Items from a dataset:
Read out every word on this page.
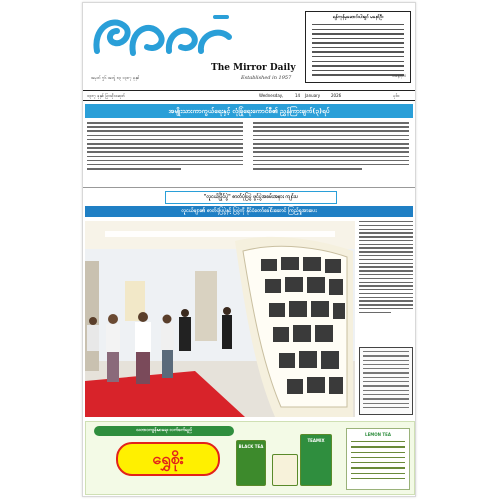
အမှတ် ၅၆ အတွဲ ၈၃ ၁၃၈၇ ခုနှစ်
The Mirror Daily
Established in 1957
ရန်ကုန်မှဆောင်းပါးရှင် မနော်ဦး
ယနေ့ထုတ်
၁၃၈၇ ခုနှစ် ပြာသိုလဆုတ်	Wednesday,	14 January	2026	ပုဒ်၁
အမျိုးသားကာကွယ်ရေးနှင့် လုံခြုံရေးကောင်စီ၏ ညွှန်ကြားချက်(၃)ရပ်
"လူငယ်ပြိုင်ပွဲ" ဓာတ်ပုံပြပွဲ ဖွင့်ပွဲအခမ်းအနား ကျင်းပ
လူငယ်များ၏ ဓာတ်ပုံပြပွဲနှင့် ပြပွဲကို နိုင်ငံတော်ခေါင်းဆောင် ကြည့်ရှုအားပေး
သဘာဝကျန်းမာရေး လက်ဖက်ရည်
ရွှေစိုး
BLACK TEA
TEAMIX
LEMON TEA
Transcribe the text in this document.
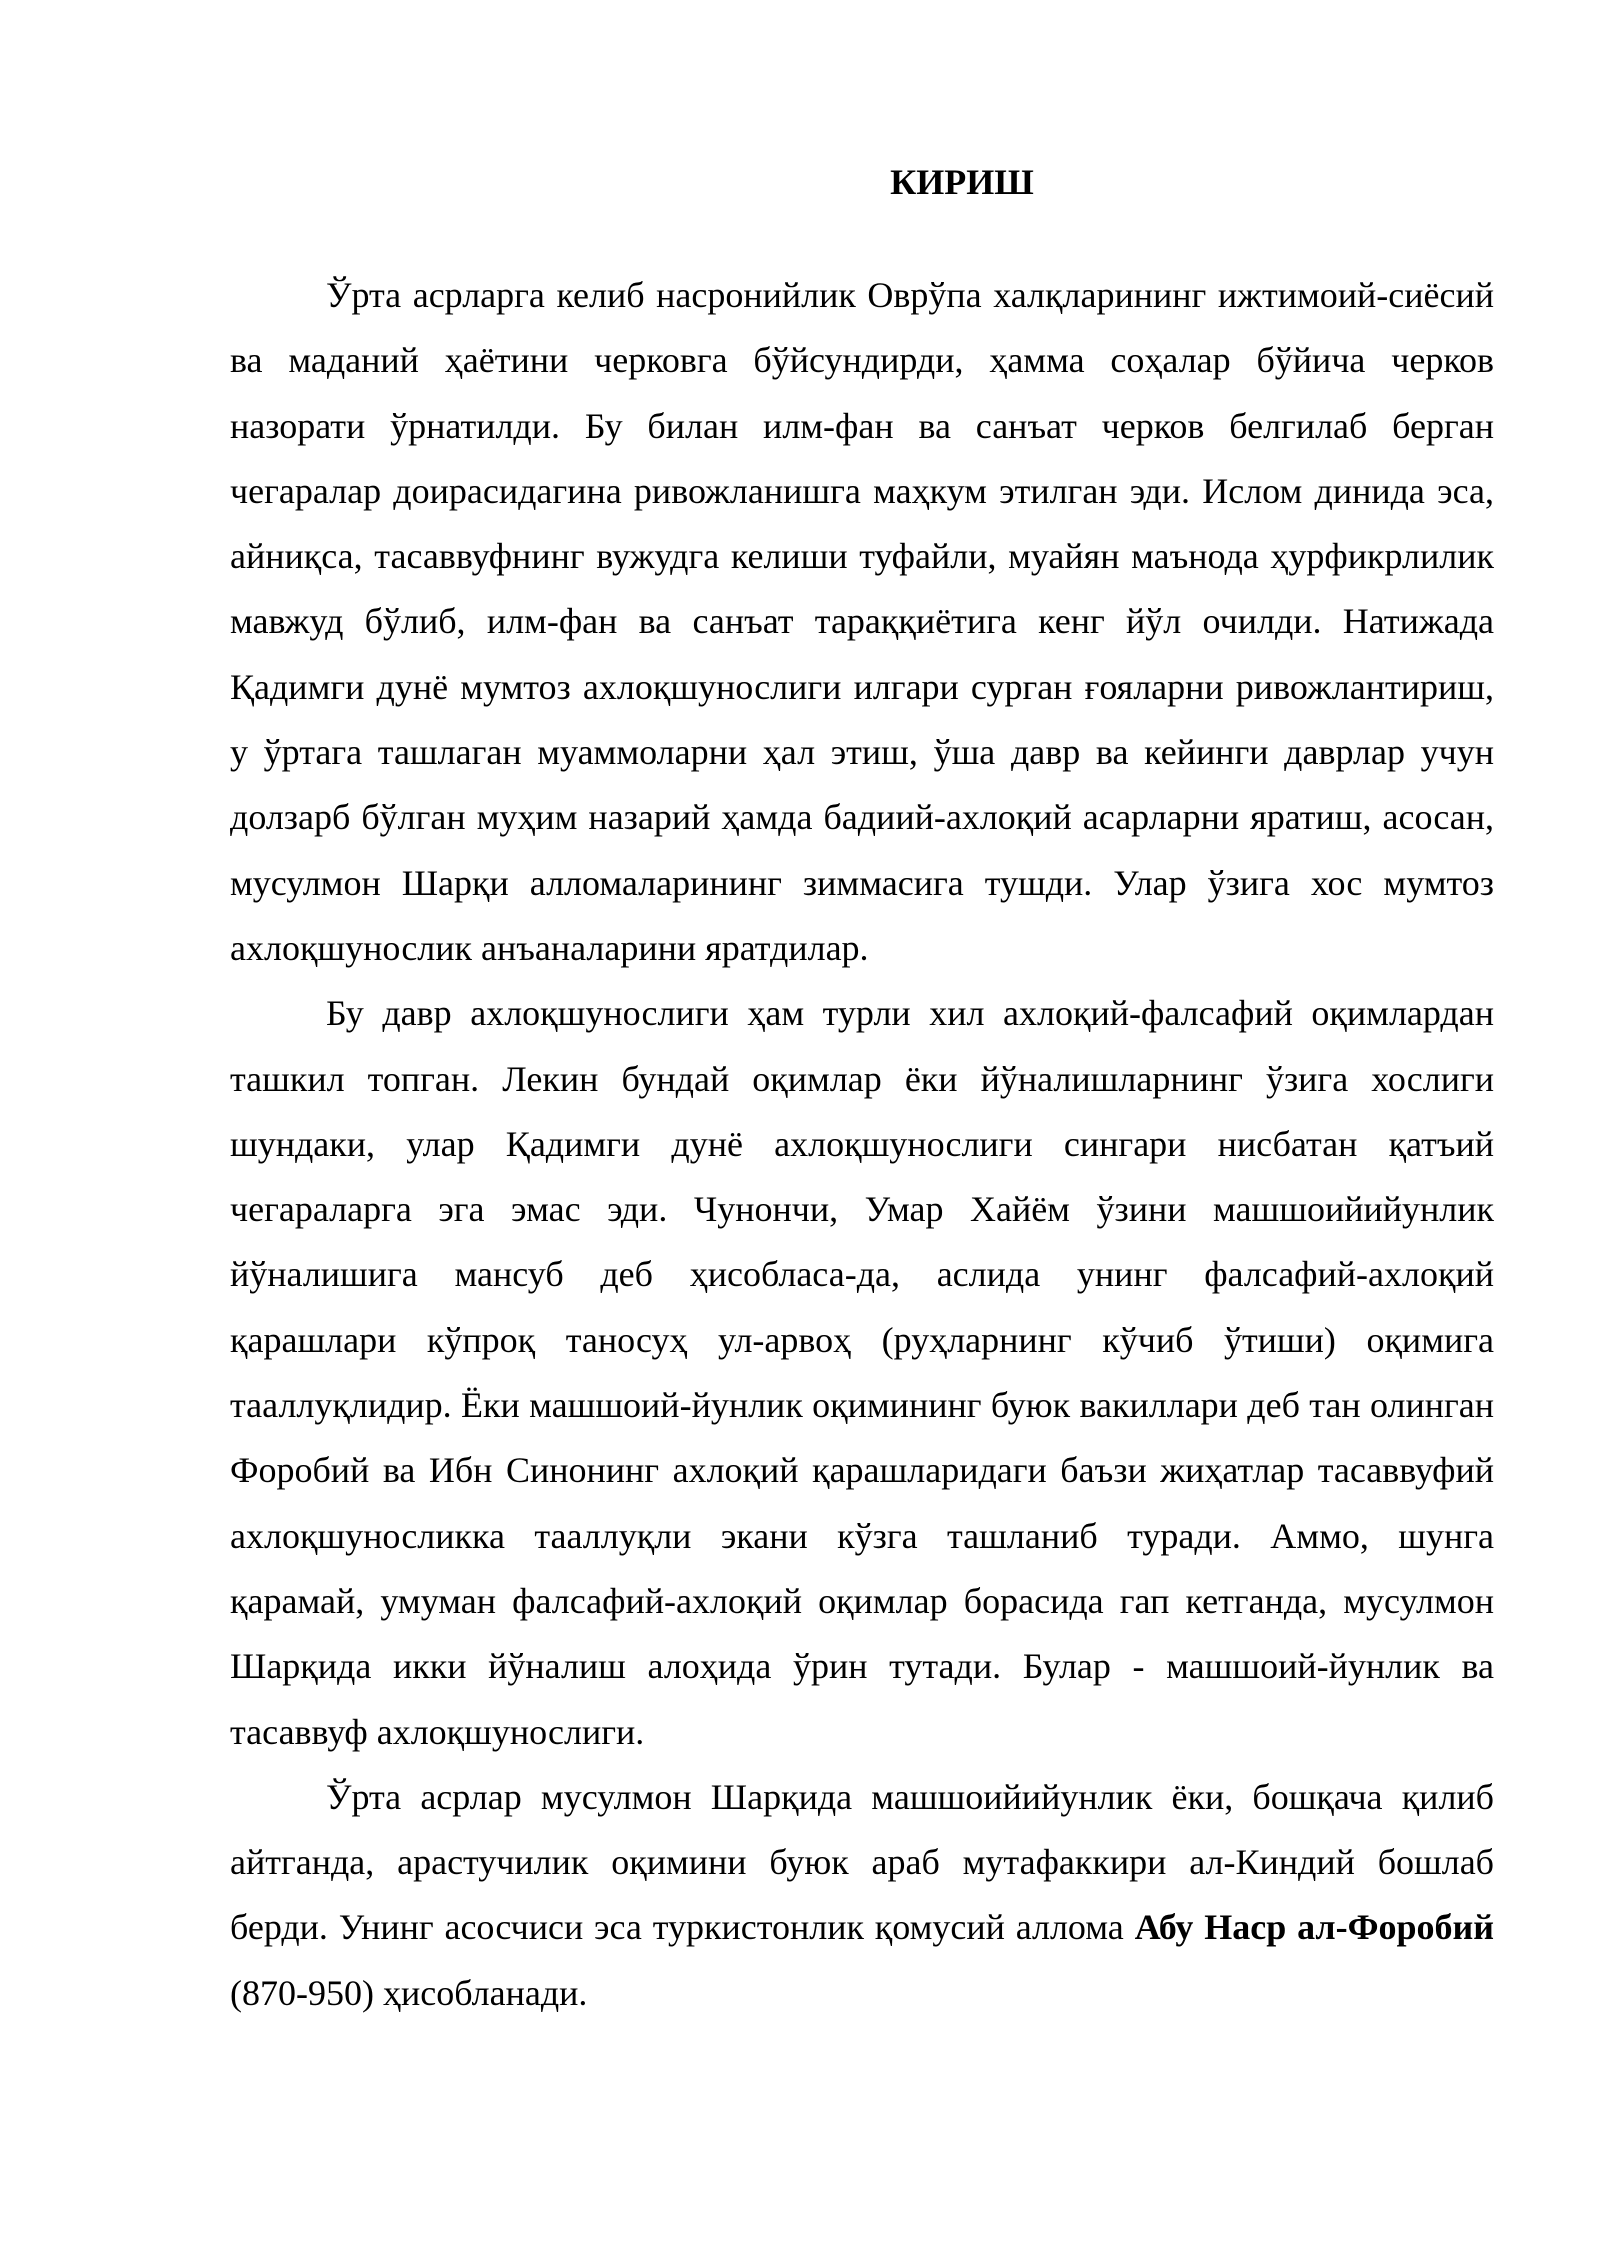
КИРИШ

Ўрта асрларга келиб насронийлик Оврўпа халқларининг ижтимоий-сиёсий ва маданий ҳаётини черковга бўйсундирди, ҳамма соҳалар бўйича черков назорати ўрнатилди. Бу билан илм-фан ва санъат черков белгилаб берган чегаралар доирасидагина ривожланишга маҳкум этилган эди. Ислом динида эса, айниқса, тасаввуфнинг вужудга келиши туфайли, муайян маънода ҳурфикрлилик мавжуд бўлиб, илм-фан ва санъат тараққиётига кенг йўл очилди. Натижада Қадимги дунё мумтоз ахлоқшунослиги илгари сурган ғояларни ривожлантириш, у ўртага ташлаган муаммоларни ҳал этиш, ўша давр ва кейинги даврлар учун долзарб бўлган муҳим назарий ҳамда бадиий-ахлоқий асарларни яратиш, асосан, мусулмон Шарқи алломаларининг зиммасига тушди. Улар ўзига хос мумтоз ахлоқшунослик анъаналарини яратдилар.

Бу давр ахлоқшунослиги ҳам турли хил ахлоқий-фалсафий оқимлардан ташкил топган. Лекин бундай оқимлар ёки йўналишларнинг ўзига хослиги шундаки, улар Қадимги дунё ахлоқшунослиги сингари нисбатан қатъий чегараларга эга эмас эди. Чунончи, Умар Хайём ўзини машшоийийунлик йўналишига мансуб деб ҳисобласа-да, аслида унинг фалсафий-ахлоқий қарашлари кўпроқ таносуҳ ул-арвоҳ (руҳларнинг кўчиб ўтиши) оқимига тааллуқлидир. Ёки машшоий-йунлик оқимининг буюк вакиллари деб тан олинган Форобий ва Ибн Синонинг ахлоқий қарашларидаги баъзи жиҳатлар тасаввуфий ахлоқшуносликка тааллуқли экани кўзга ташланиб туради. Аммо, шунга қарамай, умуман фалсафий-ахлоқий оқимлар борасида гап кетганда, мусулмон Шарқида икки йўналиш алоҳида ўрин тутади. Булар - машшоий-йунлик ва тасаввуф ахлоқшунослиги.

Ўрта асрлар мусулмон Шарқида машшоийийунлик ёки, бошқача қилиб айтганда, арастучилик оқимини буюк араб мутафаккири ал-Киндий бошлаб берди. Унинг асосчиси эса туркистонлик қомусий аллома Абу Наср ал-Форобий (870-950) ҳисобланади.
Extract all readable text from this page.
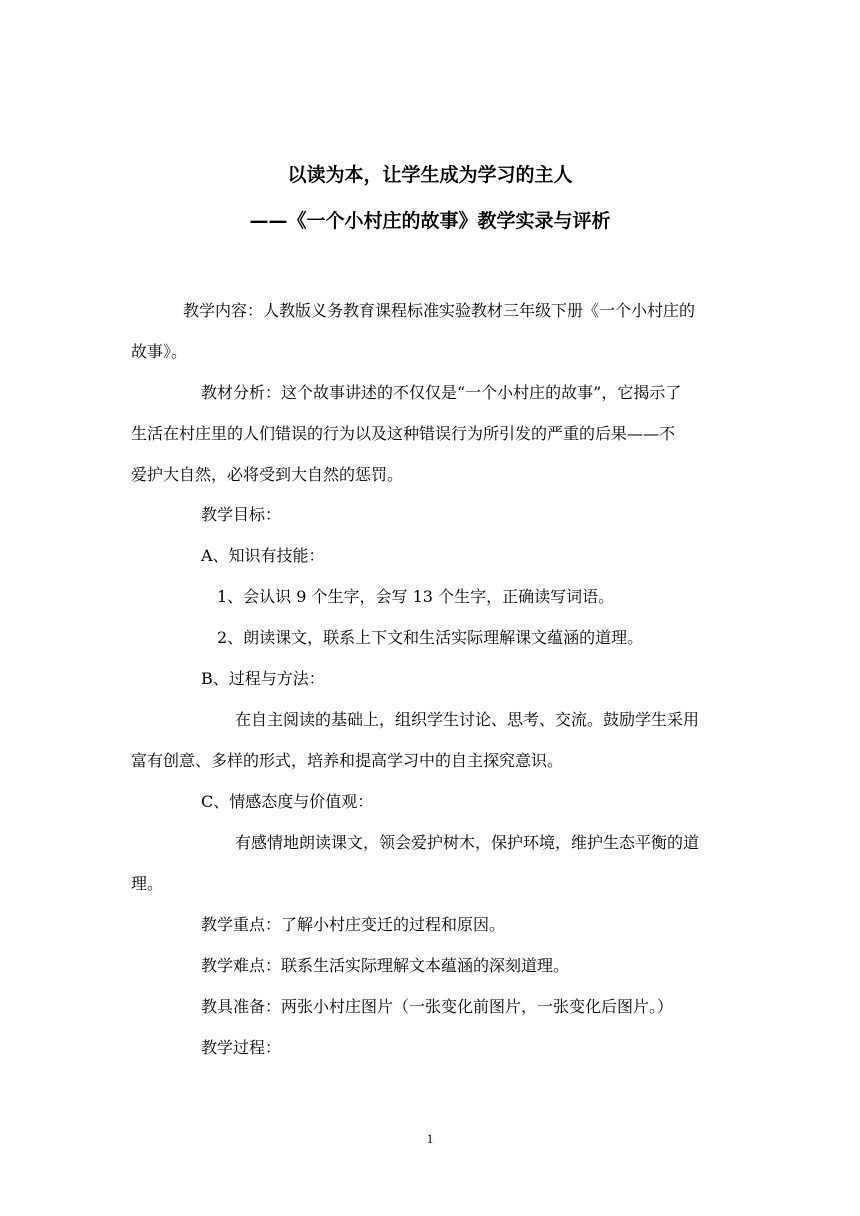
以读为本，让学生成为学习的主人
——《一个小村庄的故事》教学实录与评析
教学内容：人教版义务教育课程标准实验教材三年级下册《一个小村庄的
故事》。
教材分析：这个故事讲述的不仅仅是“一个小村庄的故事”，它揭示了
生活在村庄里的人们错误的行为以及这种错误行为所引发的严重的后果——不
爱护大自然，必将受到大自然的惩罚。
教学目标：
A、知识有技能：
1、会认识 9 个生字，会写 13 个生字，正确读写词语。
2、朗读课文，联系上下文和生活实际理解课文蕴涵的道理。
B、过程与方法：
在自主阅读的基础上，组织学生讨论、思考、交流。鼓励学生采用
富有创意、多样的形式，培养和提高学习中的自主探究意识。
C、情感态度与价值观：
有感情地朗读课文，领会爱护树木，保护环境，维护生态平衡的道
理。
教学重点：了解小村庄变迁的过程和原因。
教学难点：联系生活实际理解文本蕴涵的深刻道理。
教具准备：两张小村庄图片（一张变化前图片，一张变化后图片。）
教学过程：
1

REQUEST >> Transcribe the records above exactly as they appear, leaving out any pictures.

ANSWER TO THE PROBLEM >>
Read out every word on this page.
အမှတ် ၅၆ အတွဲ ၈၃ ၁၃၈၇ ခုနှစ်
The Mirror Daily
Established in 1957
ရန်ကုန်မှဆောင်းပါးရှင် မနော်ဦး
ယနေ့ထုတ်
၁၃၈၇ ခုနှစ် ပြာသိုလဆုတ်	Wednesday,	14 January	2026	ပုဒ်၁
အမျိုးသားကာကွယ်ရေးနှင့် လုံခြုံရေးကောင်စီ၏ ညွှန်ကြားချက်(၃)ရပ်
"လူငယ်ပြိုင်ပွဲ" ဓာတ်ပုံပြပွဲ ဖွင့်ပွဲအခမ်းအနား ကျင်းပ
လူငယ်များ၏ ဓာတ်ပုံပြပွဲနှင့် ပြပွဲကို နိုင်ငံတော်ခေါင်းဆောင် ကြည့်ရှုအားပေး
သဘာဝကျန်းမာရေး လက်ဖက်ရည်
ရွှေစိုး
BLACK TEA
TEAMIX
LEMON TEA
Transcribe the text in this document.
КИРИШ

Ўрта асрларга келиб насронийлик Оврўпа халқларининг ижтимоий-сиёсий ва маданий ҳаётини черковга бўйсундирди, ҳамма соҳалар бўйича черков назорати ўрнатилди. Бу билан илм-фан ва санъат черков белгилаб берган чегаралар доирасидагина ривожланишга маҳкум этилган эди. Ислом динида эса, айниқса, тасаввуфнинг вужудга келиши туфайли, муайян маънода ҳурфикрлилик мавжуд бўлиб, илм-фан ва санъат тараққиётига кенг йўл очилди. Натижада Қадимги дунё мумтоз ахлоқшунослиги илгари сурган ғояларни ривожлантириш, у ўртага ташлаган муаммоларни ҳал этиш, ўша давр ва кейинги даврлар учун долзарб бўлган муҳим назарий ҳамда бадиий-ахлоқий асарларни яратиш, асосан, мусулмон Шарқи алломаларининг зиммасига тушди. Улар ўзига хос мумтоз ахлоқшунослик анъаналарини яратдилар.

Бу давр ахлоқшунослиги ҳам турли хил ахлоқий-фалсафий оқимлардан ташкил топган. Лекин бундай оқимлар ёки йўналишларнинг ўзига хослиги шундаки, улар Қадимги дунё ахлоқшунослиги сингари нисбатан қатъий чегараларга эга эмас эди. Чунончи, Умар Хайём ўзини машшоийийунлик йўналишига мансуб деб ҳисобласа-да, аслида унинг фалсафий-ахлоқий қарашлари кўпроқ таносуҳ ул-арвоҳ (руҳларнинг кўчиб ўтиши) оқимига тааллуқлидир. Ёки машшоий-йунлик оқимининг буюк вакиллари деб тан олинган Форобий ва Ибн Синонинг ахлоқий қарашларидаги баъзи жиҳатлар тасаввуфий ахлоқшуносликка тааллуқли экани кўзга ташланиб туради. Аммо, шунга қарамай, умуман фалсафий-ахлоқий оқимлар борасида гап кетганда, мусулмон Шарқида икки йўналиш алоҳида ўрин тутади. Булар - машшоий-йунлик ва тасаввуф ахлоқшунослиги.

Ўрта асрлар мусулмон Шарқида машшоийийунлик ёки, бошқача қилиб айтганда, арастучилик оқимини буюк араб мутафаккири ал-Киндий бошлаб берди. Унинг асосчиси эса туркистонлик қомусий аллома Абу Наср ал-Форобий (870-950) ҳисобланади.
Extract all readable text from this page.
以读为本，让学生成为学习的主人
——《一个小村庄的故事》教学实录与评析
教学内容：人教版义务教育课程标准实验教材三年级下册《一个小村庄的
故事》。
教材分析：这个故事讲述的不仅仅是“一个小村庄的故事”，它揭示了
生活在村庄里的人们错误的行为以及这种错误行为所引发的严重的后果——不
爱护大自然，必将受到大自然的惩罚。
教学目标：
A、知识有技能：
1、会认识 9 个生字，会写 13 个生字，正确读写词语。
2、朗读课文，联系上下文和生活实际理解课文蕴涵的道理。
B、过程与方法：
在自主阅读的基础上，组织学生讨论、思考、交流。鼓励学生采用
富有创意、多样的形式，培养和提高学习中的自主探究意识。
C、情感态度与价值观：
有感情地朗读课文，领会爱护树木，保护环境，维护生态平衡的道
理。
教学重点：了解小村庄变迁的过程和原因。
教学难点：联系生活实际理解文本蕴涵的深刻道理。
教具准备：两张小村庄图片（一张变化前图片，一张变化后图片。）
教学过程：
1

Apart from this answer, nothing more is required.